EXERCISE DIRECTIONS: Omit all images. Transcribe the rest of the material below exactly.

--- START RECORDS SUPPLIED ---

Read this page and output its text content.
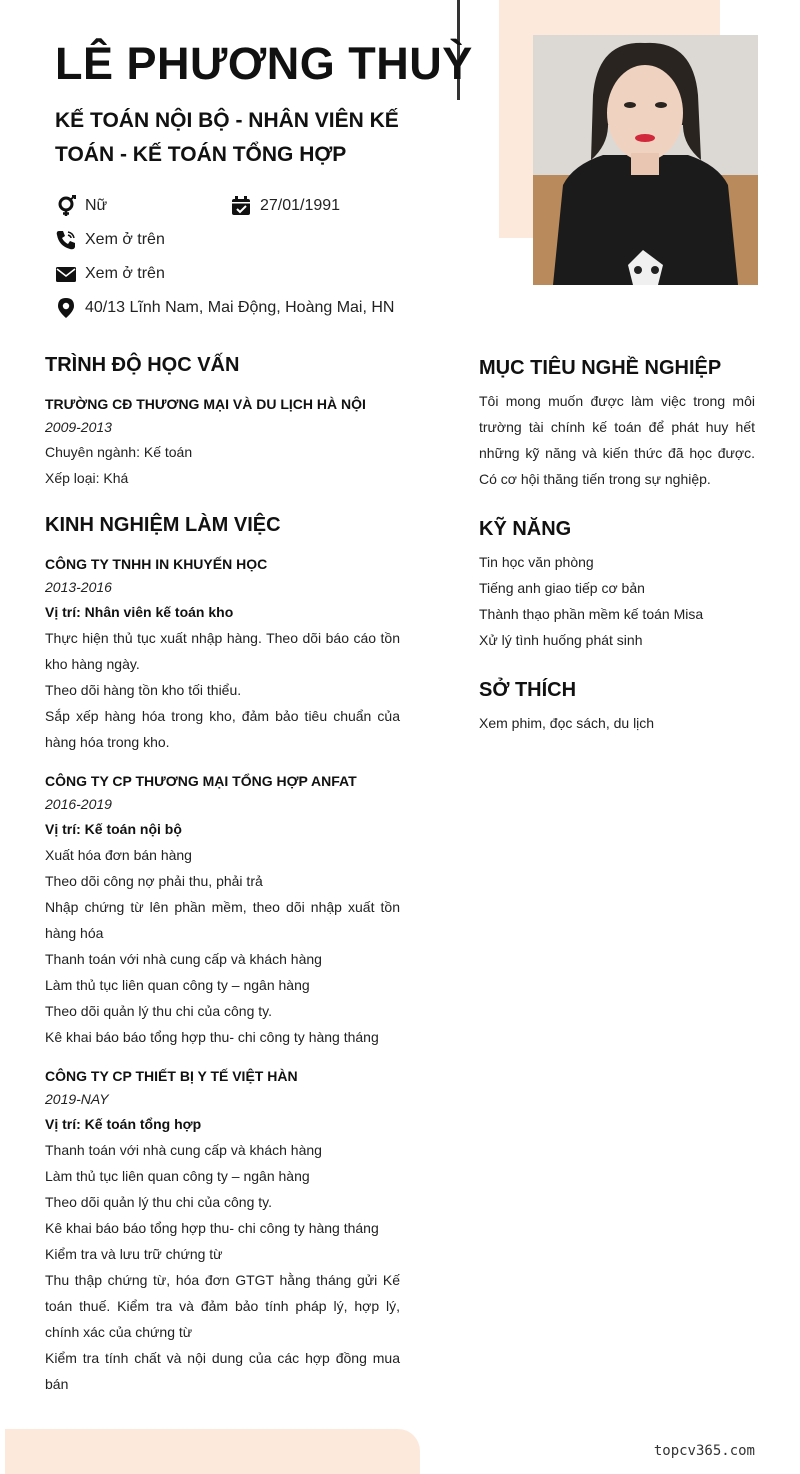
LÊ PHƯƠNG THUỲ
KẾ TOÁN NỘI BỘ - NHÂN VIÊN KẾ TOÁN - KẾ TOÁN TỔNG HỢP
Nữ	27/01/1991
Xem ở trên
Xem ở trên
40/13 Lĩnh Nam, Mai Động, Hoàng Mai, HN
TRÌNH ĐỘ HỌC VẤN
TRƯỜNG CĐ THƯƠNG MẠI VÀ DU LỊCH HÀ NỘI
2009-2013
Chuyên ngành: Kế toán
Xếp loại: Khá
KINH NGHIỆM LÀM VIỆC
CÔNG TY TNHH IN KHUYẾN HỌC
2013-2016
Vị trí: Nhân viên kế toán kho
Thực hiện thủ tục xuất nhập hàng. Theo dõi báo cáo tồn kho hàng ngày.
Theo dõi hàng tồn kho tối thiểu.
Sắp xếp hàng hóa trong kho, đảm bảo tiêu chuẩn của hàng hóa trong kho.
CÔNG TY CP THƯƠNG MẠI TỔNG HỢP ANFAT
2016-2019
Vị trí: Kế toán nội bộ
Xuất hóa đơn bán hàng
Theo dõi công nợ phải thu, phải trả
Nhập chứng từ lên phần mềm, theo dõi nhập xuất tồn hàng hóa
Thanh toán với nhà cung cấp và khách hàng
Làm thủ tục liên quan công ty – ngân hàng
Theo dõi quản lý thu chi của công ty.
Kê khai báo báo tổng hợp thu- chi công ty hàng tháng
CÔNG TY CP THIẾT BỊ Y TẾ VIỆT HÀN
2019-NAY
Vị trí: Kế toán tổng hợp
Thanh toán với nhà cung cấp và khách hàng
Làm thủ tục liên quan công ty – ngân hàng
Theo dõi quản lý thu chi của công ty.
Kê khai báo báo tổng hợp thu- chi công ty hàng tháng
Kiểm tra và lưu trữ chứng từ
Thu thập chứng từ, hóa đơn GTGT hằng tháng gửi Kế toán thuế. Kiểm tra và đảm bảo tính pháp lý, hợp lý, chính xác của chứng từ
Kiểm tra tính chất và nội dung của các hợp đồng mua bán
MỤC TIÊU NGHỀ NGHIỆP
Tôi mong muốn được làm việc trong môi trường tài chính kế toán để phát huy hết những kỹ năng và kiến thức đã học được. Có cơ hội thăng tiến trong sự nghiệp.
KỸ NĂNG
Tin học văn phòng
Tiếng anh giao tiếp cơ bản
Thành thạo phần mềm kế toán Misa
Xử lý tình huống phát sinh
SỞ THÍCH
Xem phim, đọc sách, du lịch
topcv365.com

--- END RECORDS SUPPLIED ---

ANSWER TO THIS PROBLEM:
Read this page and output its text content.
LÊ PHƯƠNG THUỲ
KẾ TOÁN NỘI BỘ - NHÂN VIÊN KẾ TOÁN - KẾ TOÁN TỔNG HỢP
Nữ	27/01/1991
Xem ở trên
Xem ở trên
40/13 Lĩnh Nam, Mai Động, Hoàng Mai, HN
TRÌNH ĐỘ HỌC VẤN
TRƯỜNG CĐ THƯƠNG MẠI VÀ DU LỊCH HÀ NỘI
2009-2013
Chuyên ngành: Kế toán
Xếp loại: Khá
KINH NGHIỆM LÀM VIỆC
CÔNG TY TNHH IN KHUYẾN HỌC
2013-2016
Vị trí: Nhân viên kế toán kho
Thực hiện thủ tục xuất nhập hàng. Theo dõi báo cáo tồn kho hàng ngày.
Theo dõi hàng tồn kho tối thiểu.
Sắp xếp hàng hóa trong kho, đảm bảo tiêu chuẩn của hàng hóa trong kho.
CÔNG TY CP THƯƠNG MẠI TỔNG HỢP ANFAT
2016-2019
Vị trí: Kế toán nội bộ
Xuất hóa đơn bán hàng
Theo dõi công nợ phải thu, phải trả
Nhập chứng từ lên phần mềm, theo dõi nhập xuất tồn hàng hóa
Thanh toán với nhà cung cấp và khách hàng
Làm thủ tục liên quan công ty – ngân hàng
Theo dõi quản lý thu chi của công ty.
Kê khai báo báo tổng hợp thu- chi công ty hàng tháng
CÔNG TY CP THIẾT BỊ Y TẾ VIỆT HÀN
2019-NAY
Vị trí: Kế toán tổng hợp
Thanh toán với nhà cung cấp và khách hàng
Làm thủ tục liên quan công ty – ngân hàng
Theo dõi quản lý thu chi của công ty.
Kê khai báo báo tổng hợp thu- chi công ty hàng tháng
Kiểm tra và lưu trữ chứng từ
Thu thập chứng từ, hóa đơn GTGT hằng tháng gửi Kế toán thuế. Kiểm tra và đảm bảo tính pháp lý, hợp lý, chính xác của chứng từ
Kiểm tra tính chất và nội dung của các hợp đồng mua bán
MỤC TIÊU NGHỀ NGHIỆP
Tôi mong muốn được làm việc trong môi trường tài chính kế toán để phát huy hết những kỹ năng và kiến thức đã học được. Có cơ hội thăng tiến trong sự nghiệp.
KỸ NĂNG
Tin học văn phòng
Tiếng anh giao tiếp cơ bản
Thành thạo phần mềm kế toán Misa
Xử lý tình huống phát sinh
SỞ THÍCH
Xem phim, đọc sách, du lịch
topcv365.com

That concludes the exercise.